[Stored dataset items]

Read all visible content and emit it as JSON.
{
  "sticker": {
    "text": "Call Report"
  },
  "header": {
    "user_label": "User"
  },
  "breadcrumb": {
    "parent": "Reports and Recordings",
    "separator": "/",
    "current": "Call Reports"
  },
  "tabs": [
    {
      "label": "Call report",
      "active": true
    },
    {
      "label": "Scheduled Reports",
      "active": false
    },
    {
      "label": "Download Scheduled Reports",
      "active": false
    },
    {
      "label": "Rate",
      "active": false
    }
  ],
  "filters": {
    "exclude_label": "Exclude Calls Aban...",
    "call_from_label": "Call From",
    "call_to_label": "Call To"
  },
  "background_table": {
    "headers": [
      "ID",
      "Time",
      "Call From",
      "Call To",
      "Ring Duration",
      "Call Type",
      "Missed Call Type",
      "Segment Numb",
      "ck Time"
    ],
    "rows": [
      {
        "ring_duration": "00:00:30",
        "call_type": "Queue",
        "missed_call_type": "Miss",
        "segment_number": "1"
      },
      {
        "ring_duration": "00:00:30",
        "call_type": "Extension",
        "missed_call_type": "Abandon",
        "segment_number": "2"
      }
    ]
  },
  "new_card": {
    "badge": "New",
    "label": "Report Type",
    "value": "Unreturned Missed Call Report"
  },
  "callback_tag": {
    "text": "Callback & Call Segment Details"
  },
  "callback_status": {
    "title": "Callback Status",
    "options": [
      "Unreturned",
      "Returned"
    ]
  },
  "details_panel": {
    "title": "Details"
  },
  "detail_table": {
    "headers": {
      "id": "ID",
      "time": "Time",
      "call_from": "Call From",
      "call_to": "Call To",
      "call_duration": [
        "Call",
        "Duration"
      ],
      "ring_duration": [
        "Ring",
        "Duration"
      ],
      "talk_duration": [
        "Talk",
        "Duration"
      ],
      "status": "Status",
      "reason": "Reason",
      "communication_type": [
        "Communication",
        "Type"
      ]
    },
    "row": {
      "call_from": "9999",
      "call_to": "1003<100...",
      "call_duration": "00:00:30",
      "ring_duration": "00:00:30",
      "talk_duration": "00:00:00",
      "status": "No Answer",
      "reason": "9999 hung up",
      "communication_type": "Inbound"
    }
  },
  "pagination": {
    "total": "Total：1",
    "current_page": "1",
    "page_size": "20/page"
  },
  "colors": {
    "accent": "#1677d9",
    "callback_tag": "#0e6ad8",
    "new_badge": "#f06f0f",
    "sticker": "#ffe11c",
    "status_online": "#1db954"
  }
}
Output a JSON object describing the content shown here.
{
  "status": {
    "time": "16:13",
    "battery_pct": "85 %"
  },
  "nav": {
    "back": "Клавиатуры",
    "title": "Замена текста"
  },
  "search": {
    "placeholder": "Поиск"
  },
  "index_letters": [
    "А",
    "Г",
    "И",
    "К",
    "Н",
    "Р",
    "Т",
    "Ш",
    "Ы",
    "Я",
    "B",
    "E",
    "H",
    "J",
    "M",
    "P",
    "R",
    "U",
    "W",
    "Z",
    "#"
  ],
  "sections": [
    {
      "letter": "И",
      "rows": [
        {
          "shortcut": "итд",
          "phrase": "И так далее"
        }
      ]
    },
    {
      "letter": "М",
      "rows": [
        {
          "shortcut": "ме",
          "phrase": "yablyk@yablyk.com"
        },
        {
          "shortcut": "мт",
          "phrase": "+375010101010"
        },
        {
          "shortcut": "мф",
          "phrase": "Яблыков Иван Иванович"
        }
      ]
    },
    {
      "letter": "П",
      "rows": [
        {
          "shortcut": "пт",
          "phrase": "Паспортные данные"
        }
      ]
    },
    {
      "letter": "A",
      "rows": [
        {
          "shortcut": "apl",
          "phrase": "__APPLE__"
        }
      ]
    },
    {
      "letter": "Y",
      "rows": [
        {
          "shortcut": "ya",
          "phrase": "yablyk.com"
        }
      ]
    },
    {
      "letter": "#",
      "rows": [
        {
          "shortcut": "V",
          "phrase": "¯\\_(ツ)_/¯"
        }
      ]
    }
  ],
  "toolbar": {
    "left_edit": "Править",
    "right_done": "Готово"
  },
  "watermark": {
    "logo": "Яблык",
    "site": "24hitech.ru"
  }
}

--

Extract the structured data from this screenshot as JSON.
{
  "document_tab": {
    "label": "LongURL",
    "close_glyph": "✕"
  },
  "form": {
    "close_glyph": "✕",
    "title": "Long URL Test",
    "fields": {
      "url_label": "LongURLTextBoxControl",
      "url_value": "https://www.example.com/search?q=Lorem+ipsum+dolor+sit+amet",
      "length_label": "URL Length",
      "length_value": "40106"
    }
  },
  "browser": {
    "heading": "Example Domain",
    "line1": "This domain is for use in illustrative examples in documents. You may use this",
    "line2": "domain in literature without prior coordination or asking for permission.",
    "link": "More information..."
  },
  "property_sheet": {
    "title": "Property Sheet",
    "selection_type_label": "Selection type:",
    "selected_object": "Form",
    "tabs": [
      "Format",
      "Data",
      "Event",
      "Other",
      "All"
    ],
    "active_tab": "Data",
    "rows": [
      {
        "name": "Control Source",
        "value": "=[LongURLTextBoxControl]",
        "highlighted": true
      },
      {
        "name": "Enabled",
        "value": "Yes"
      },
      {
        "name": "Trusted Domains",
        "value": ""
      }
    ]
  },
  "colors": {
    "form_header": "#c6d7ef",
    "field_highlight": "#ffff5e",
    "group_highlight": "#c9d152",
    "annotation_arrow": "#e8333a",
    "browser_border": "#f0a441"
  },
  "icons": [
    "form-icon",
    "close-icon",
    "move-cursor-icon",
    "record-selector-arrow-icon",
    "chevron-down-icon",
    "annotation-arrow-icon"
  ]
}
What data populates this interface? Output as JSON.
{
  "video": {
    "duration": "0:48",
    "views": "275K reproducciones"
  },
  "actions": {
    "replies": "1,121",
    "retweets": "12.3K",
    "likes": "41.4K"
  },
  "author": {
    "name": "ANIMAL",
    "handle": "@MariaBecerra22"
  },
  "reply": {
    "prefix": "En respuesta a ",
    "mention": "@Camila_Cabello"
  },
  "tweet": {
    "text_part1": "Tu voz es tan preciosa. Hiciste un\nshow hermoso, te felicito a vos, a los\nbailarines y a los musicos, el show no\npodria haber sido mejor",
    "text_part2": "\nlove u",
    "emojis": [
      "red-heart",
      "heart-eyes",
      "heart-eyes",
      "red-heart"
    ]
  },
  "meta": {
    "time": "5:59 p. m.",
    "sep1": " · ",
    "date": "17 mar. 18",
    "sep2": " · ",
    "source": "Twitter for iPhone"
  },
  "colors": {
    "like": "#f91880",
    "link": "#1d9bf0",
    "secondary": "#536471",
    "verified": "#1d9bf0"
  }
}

Problem to solve >> Check each line of the records for "Output" and copy the ones that contain it.

Worked solution >>
Output a JSON object describing the content shown here.
What data populates this interface? Output as JSON.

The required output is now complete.